## GIVEN TASK:
Exclude images, then output the remaining data verbatim.

○ ○ ○

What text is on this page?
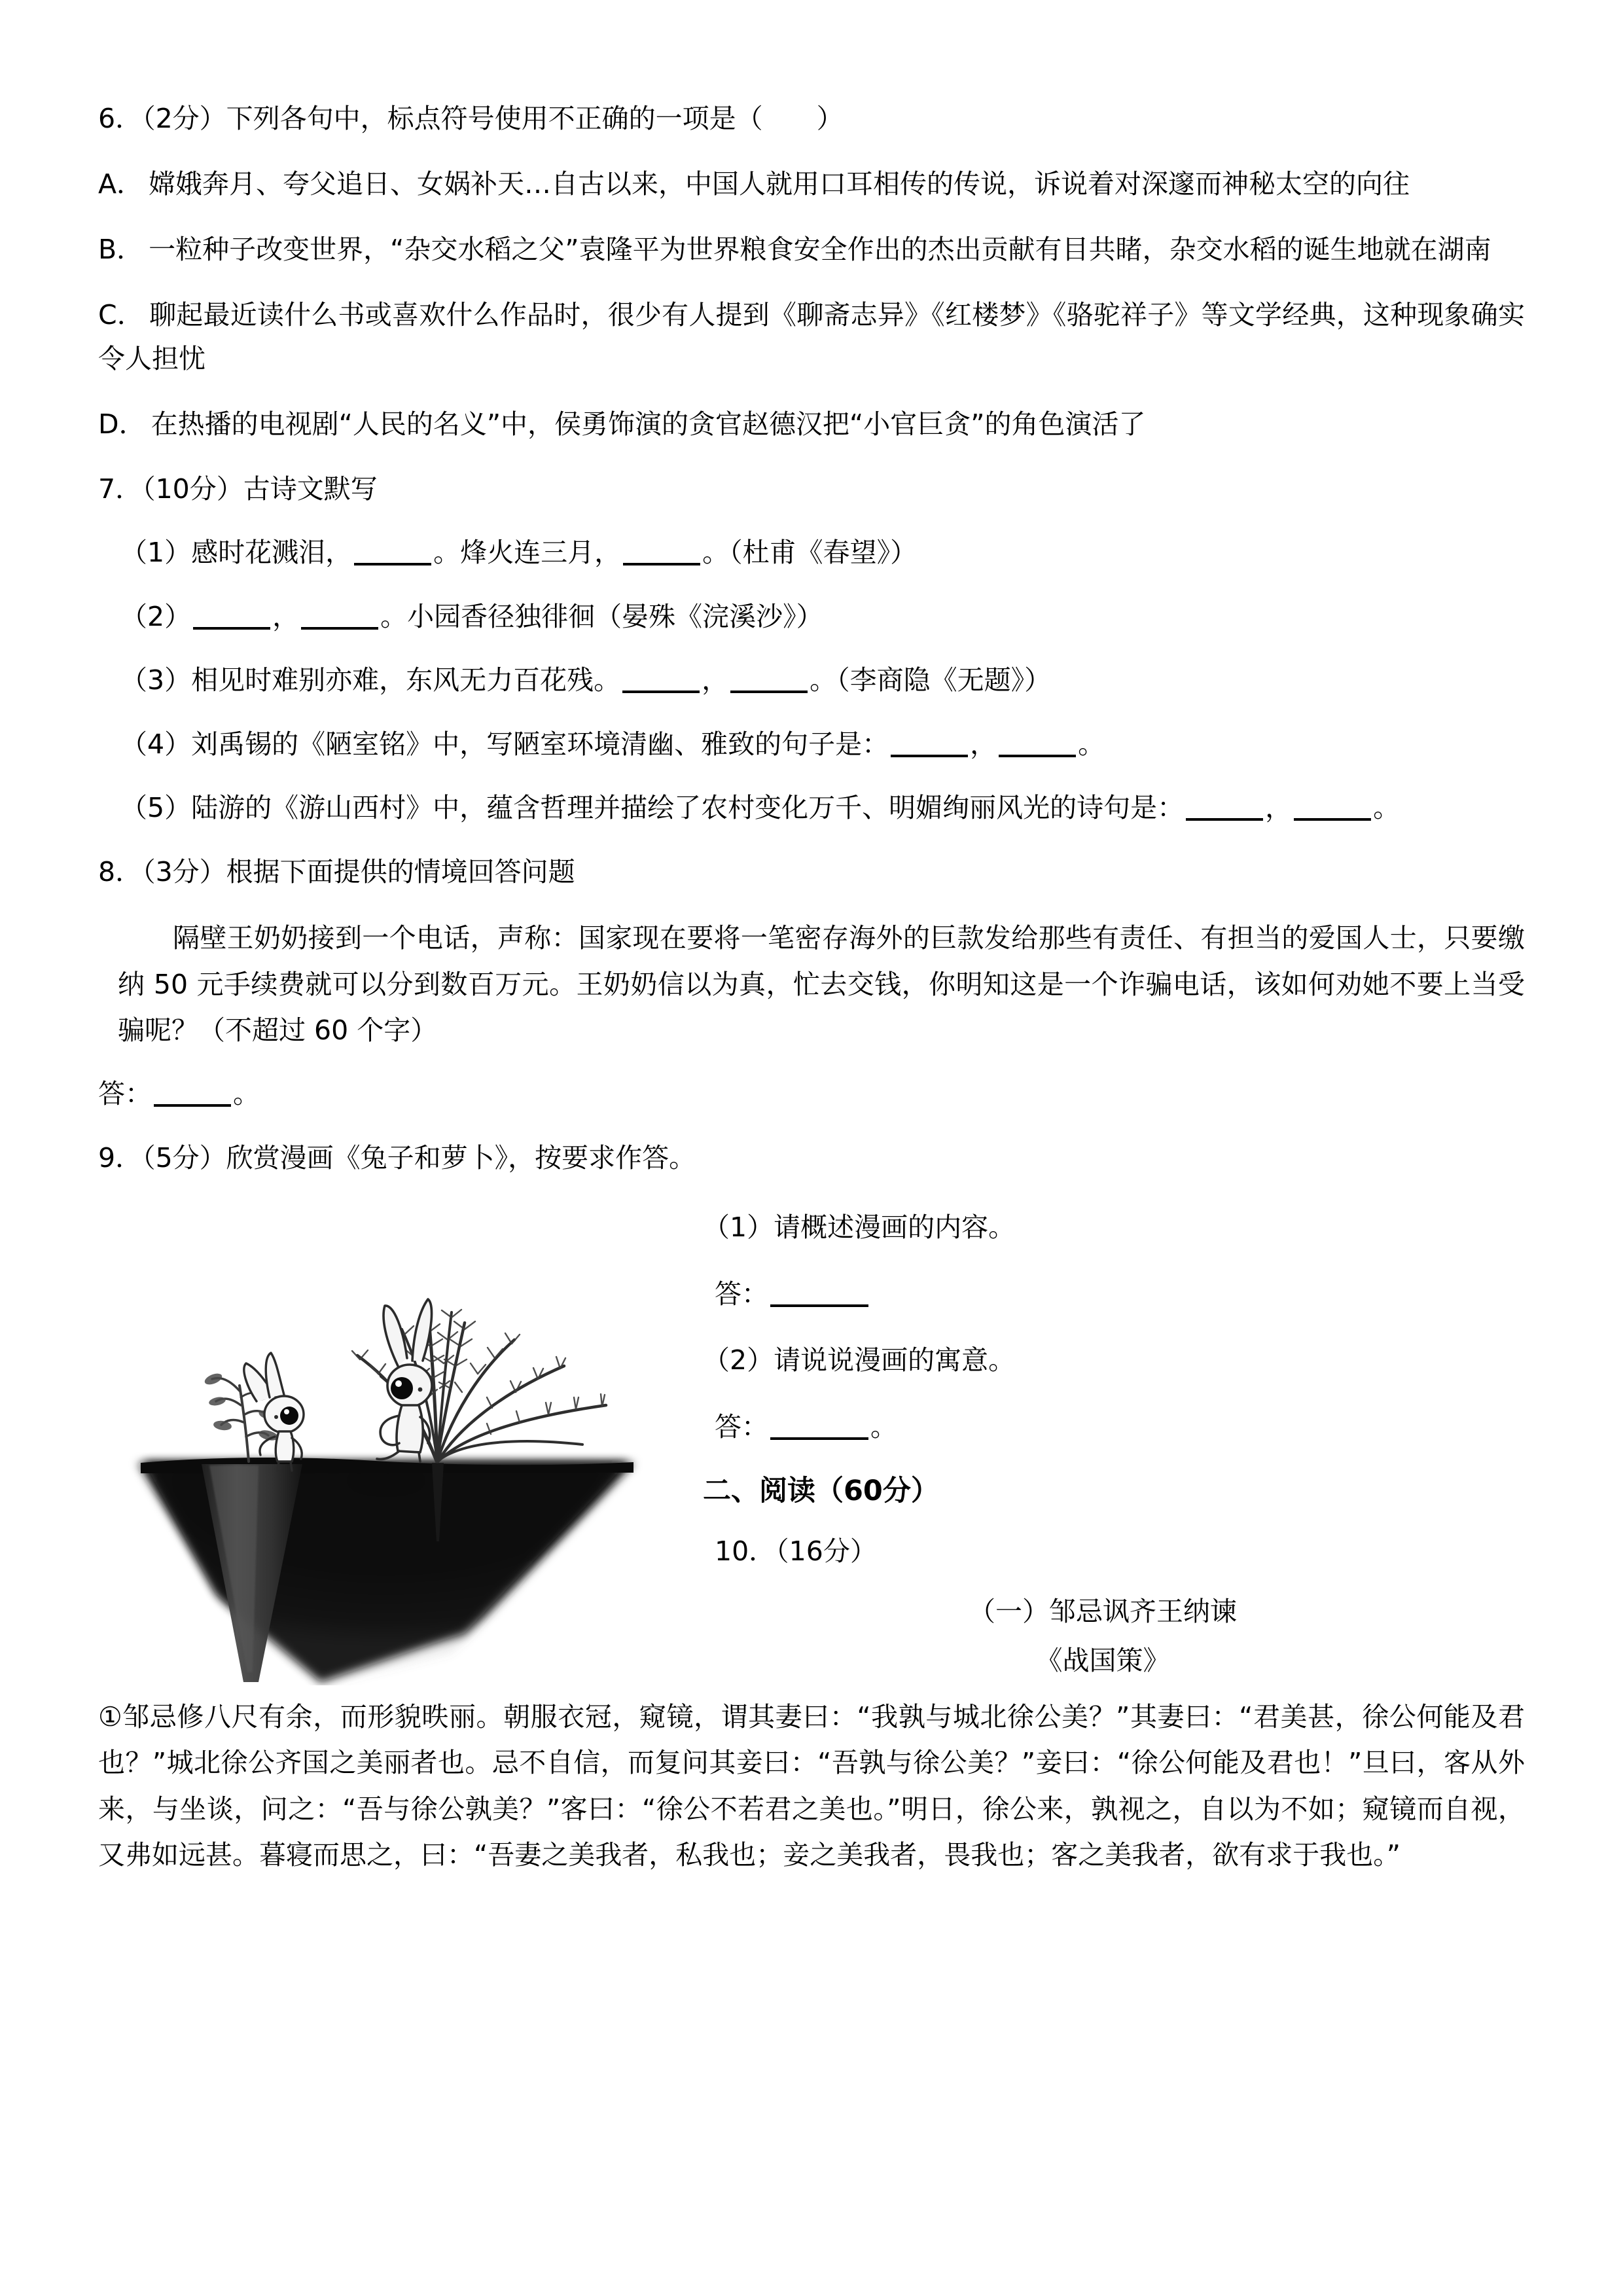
6．（2分）下列各句中，标点符号使用不正确的一项是（　　）
A． 嫦娥奔月、夸父追日、女娲补天…自古以来，中国人就用口耳相传的传说，诉说着对深邃而神秘太空的向往
B． 一粒种子改变世界，“杂交水稻之父”袁隆平为世界粮食安全作出的杰出贡献有目共睹，杂交水稻的诞生地就在湖南
C． 聊起最近读什么书或喜欢什么作品时，很少有人提到《聊斋志异》《红楼梦》《骆驼祥子》等文学经典，这种现象确实令人担忧
D． 在热播的电视剧“人民的名义”中，侯勇饰演的贪官赵德汉把“小官巨贪”的角色演活了
7．（10分）古诗文默写
（1）感时花溅泪，	。烽火连三月，	。（杜甫《春望》）
（2）	，	。小园香径独徘徊（晏殊《浣溪沙》）
（3）相见时难别亦难，东风无力百花残。	，	。（李商隐《无题》）
（4）刘禹锡的《陋室铭》中，写陋室环境清幽、雅致的句子是：	，	。
（5）陆游的《游山西村》中，蕴含哲理并描绘了农村变化万千、明媚绚丽风光的诗句是：	，	。
8．（3分）根据下面提供的情境回答问题
隔壁王奶奶接到一个电话，声称：国家现在要将一笔密存海外的巨款发给那些有责任、有担当的爱国人士，只要缴纳 50 元手续费就可以分到数百万元。王奶奶信以为真，忙去交钱，你明知这是一个诈骗电话，该如何劝她不要上当受骗呢？（不超过 60 个字）
答：	。
9．（5分）欣赏漫画《兔子和萝卜》，按要求作答。
（1）请概述漫画的内容。
答：
（2）请说说漫画的寓意。
答：	。
二、阅读（60分）
10．（16分）
（一）邹忌讽齐王纳谏
《战国策》
①邹忌修八尺有余，而形貌昳丽。朝服衣冠，窥镜，谓其妻曰：“我孰与城北徐公美？”其妻曰：“君美甚，徐公何能及君也？”城北徐公齐国之美丽者也。忌不自信，而复问其妾曰：“吾孰与徐公美？”妾曰：“徐公何能及君也！”旦曰，客从外来，与坐谈，问之：“吾与徐公孰美？”客曰：“徐公不若君之美也。”明日，徐公来，孰视之，自以为不如；窥镜而自视，又弗如远甚。暮寝而思之，曰：“吾妻之美我者，私我也；妾之美我者，畏我也；客之美我者，欲有求于我也。”
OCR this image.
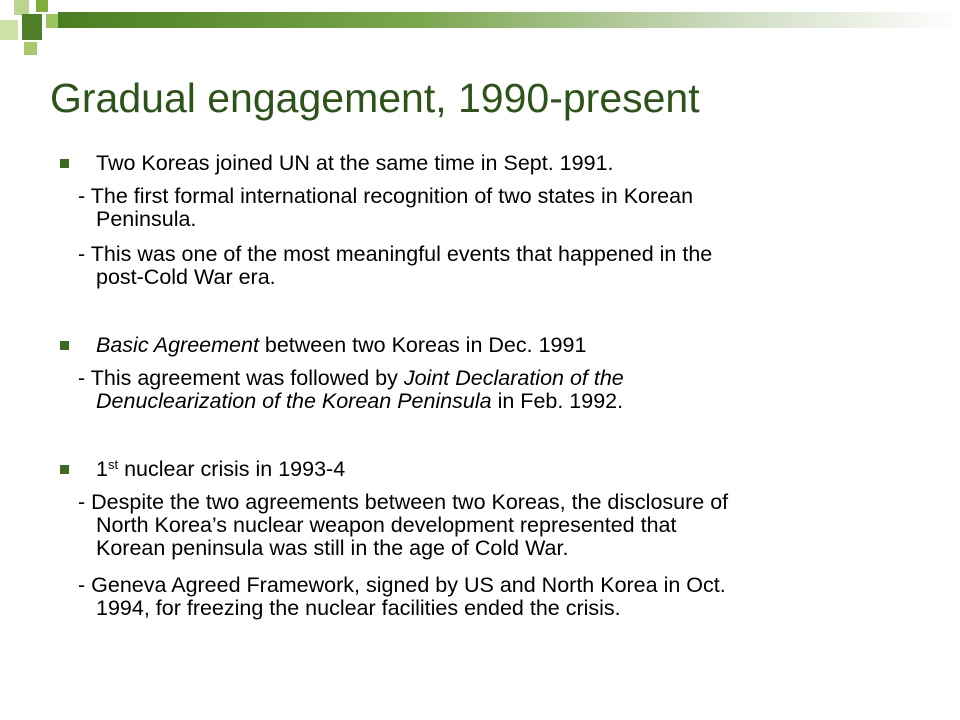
Gradual engagement, 1990-present
Two Koreas joined UN at the same time in Sept. 1991.
- The first formal international recognition of two states in Korean
Peninsula.
- This was one of the most meaningful events that happened in the
post-Cold War era.
Basic Agreement between two Koreas in Dec. 1991
- This agreement was followed by Joint Declaration of the
Denuclearization of the Korean Peninsula in Feb. 1992.
1st nuclear crisis in 1993-4
- Despite the two agreements between two Koreas, the disclosure of
North Korea’s nuclear weapon development represented that
Korean peninsula was still in the age of Cold War.
- Geneva Agreed Framework, signed by US and North Korea in Oct.
1994, for freezing the nuclear facilities ended the crisis.
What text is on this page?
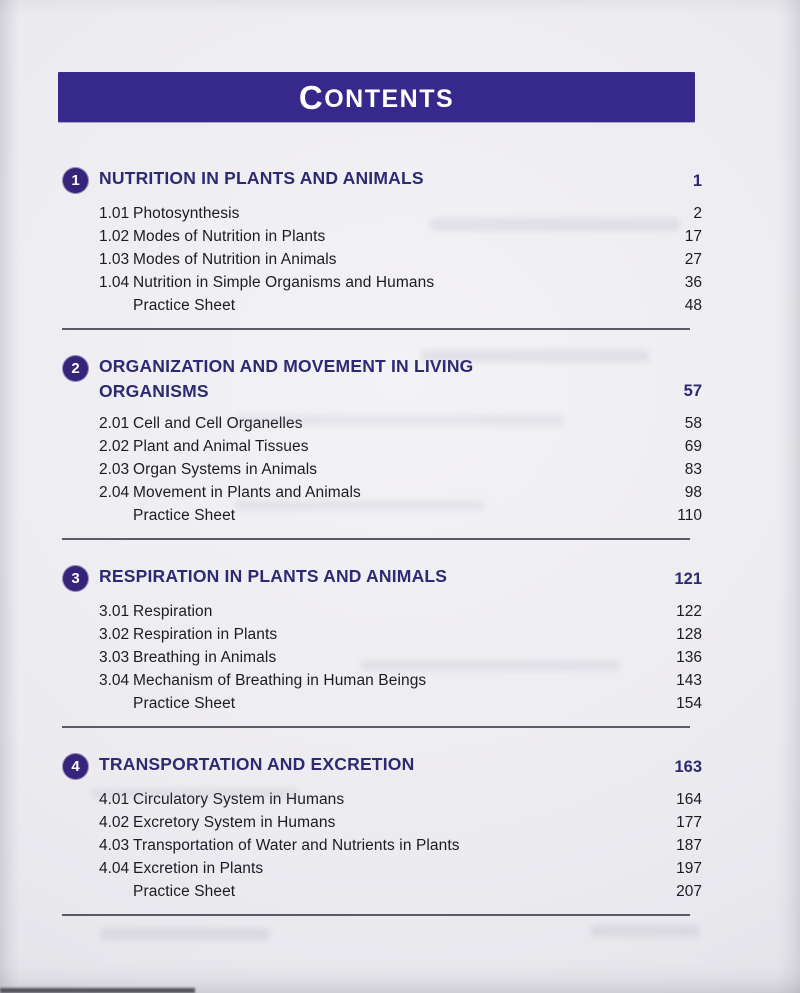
C ONTENTS
1 NUTRITION IN PLANTS AND ANIMALS	1
1.01 Photosynthesis	2
1.02 Modes of Nutrition in Plants	17
1.03 Modes of Nutrition in Animals	27
1.04 Nutrition in Simple Organisms and Humans	36
Practice Sheet	48
2 ORGANIZATION AND MOVEMENT IN LIVING ORGANISMS	57
2.01 Cell and Cell Organelles	58
2.02 Plant and Animal Tissues	69
2.03 Organ Systems in Animals	83
2.04 Movement in Plants and Animals	98
Practice Sheet	110
3 RESPIRATION IN PLANTS AND ANIMALS	121
3.01 Respiration	122
3.02 Respiration in Plants	128
3.03 Breathing in Animals	136
3.04 Mechanism of Breathing in Human Beings	143
Practice Sheet	154
4 TRANSPORTATION AND EXCRETION	163
4.01 Circulatory System in Humans	164
4.02 Excretory System in Humans	177
4.03 Transportation of Water and Nutrients in Plants	187
4.04 Excretion in Plants	197
Practice Sheet	207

○ ○ ○

## OUTPUT OF THE TASK:
What text is on this page?
6．（2分）下列各句中，标点符号使用不正确的一项是（　　）
A． 嫦娥奔月、夸父追日、女娲补天…自古以来，中国人就用口耳相传的传说，诉说着对深邃而神秘太空的向往
B． 一粒种子改变世界，“杂交水稻之父”袁隆平为世界粮食安全作出的杰出贡献有目共睹，杂交水稻的诞生地就在湖南
C． 聊起最近读什么书或喜欢什么作品时，很少有人提到《聊斋志异》《红楼梦》《骆驼祥子》等文学经典，这种现象确实令人担忧
D． 在热播的电视剧“人民的名义”中，侯勇饰演的贪官赵德汉把“小官巨贪”的角色演活了
7．（10分）古诗文默写
（1）感时花溅泪，	。烽火连三月，	。（杜甫《春望》）
（2）	，	。小园香径独徘徊（晏殊《浣溪沙》）
（3）相见时难别亦难，东风无力百花残。	，	。（李商隐《无题》）
（4）刘禹锡的《陋室铭》中，写陋室环境清幽、雅致的句子是：	，	。
（5）陆游的《游山西村》中，蕴含哲理并描绘了农村变化万千、明媚绚丽风光的诗句是：	，	。
8．（3分）根据下面提供的情境回答问题
隔壁王奶奶接到一个电话，声称：国家现在要将一笔密存海外的巨款发给那些有责任、有担当的爱国人士，只要缴纳 50 元手续费就可以分到数百万元。王奶奶信以为真，忙去交钱，你明知这是一个诈骗电话，该如何劝她不要上当受骗呢？（不超过 60 个字）
答：	。
9．（5分）欣赏漫画《兔子和萝卜》，按要求作答。
（1）请概述漫画的内容。
答：
（2）请说说漫画的寓意。
答：	。
二、阅读（60分）
10．（16分）
（一）邹忌讽齐王纳谏
《战国策》
①邹忌修八尺有余，而形貌昳丽。朝服衣冠，窥镜，谓其妻曰：“我孰与城北徐公美？”其妻曰：“君美甚，徐公何能及君也？”城北徐公齐国之美丽者也。忌不自信，而复问其妾曰：“吾孰与徐公美？”妾曰：“徐公何能及君也！”旦曰，客从外来，与坐谈，问之：“吾与徐公孰美？”客曰：“徐公不若君之美也。”明日，徐公来，孰视之，自以为不如；窥镜而自视，又弗如远甚。暮寝而思之，曰：“吾妻之美我者，私我也；妾之美我者，畏我也；客之美我者，欲有求于我也。”
OCR this image.
Gradual engagement, 1990-present
Two Koreas joined UN at the same time in Sept. 1991.
- The first formal international recognition of two states in Korean
Peninsula.
- This was one of the most meaningful events that happened in the
post-Cold War era.
Basic Agreement between two Koreas in Dec. 1991
- This agreement was followed by Joint Declaration of the
Denuclearization of the Korean Peninsula in Feb. 1992.
1st nuclear crisis in 1993-4
- Despite the two agreements between two Koreas, the disclosure of
North Korea’s nuclear weapon development represented that
Korean peninsula was still in the age of Cold War.
- Geneva Agreed Framework, signed by US and North Korea in Oct.
1994, for freezing the nuclear facilities ended the crisis.
What text is on this page?
C ONTENTS
1 NUTRITION IN PLANTS AND ANIMALS	1
1.01 Photosynthesis	2
1.02 Modes of Nutrition in Plants	17
1.03 Modes of Nutrition in Animals	27
1.04 Nutrition in Simple Organisms and Humans	36
Practice Sheet	48
2 ORGANIZATION AND MOVEMENT IN LIVING ORGANISMS	57
2.01 Cell and Cell Organelles	58
2.02 Plant and Animal Tissues	69
2.03 Organ Systems in Animals	83
2.04 Movement in Plants and Animals	98
Practice Sheet	110
3 RESPIRATION IN PLANTS AND ANIMALS	121
3.01 Respiration	122
3.02 Respiration in Plants	128
3.03 Breathing in Animals	136
3.04 Mechanism of Breathing in Human Beings	143
Practice Sheet	154
4 TRANSPORTATION AND EXCRETION	163
4.01 Circulatory System in Humans	164
4.02 Excretory System in Humans	177
4.03 Transportation of Water and Nutrients in Plants	187
4.04 Excretion in Plants	197
Practice Sheet	207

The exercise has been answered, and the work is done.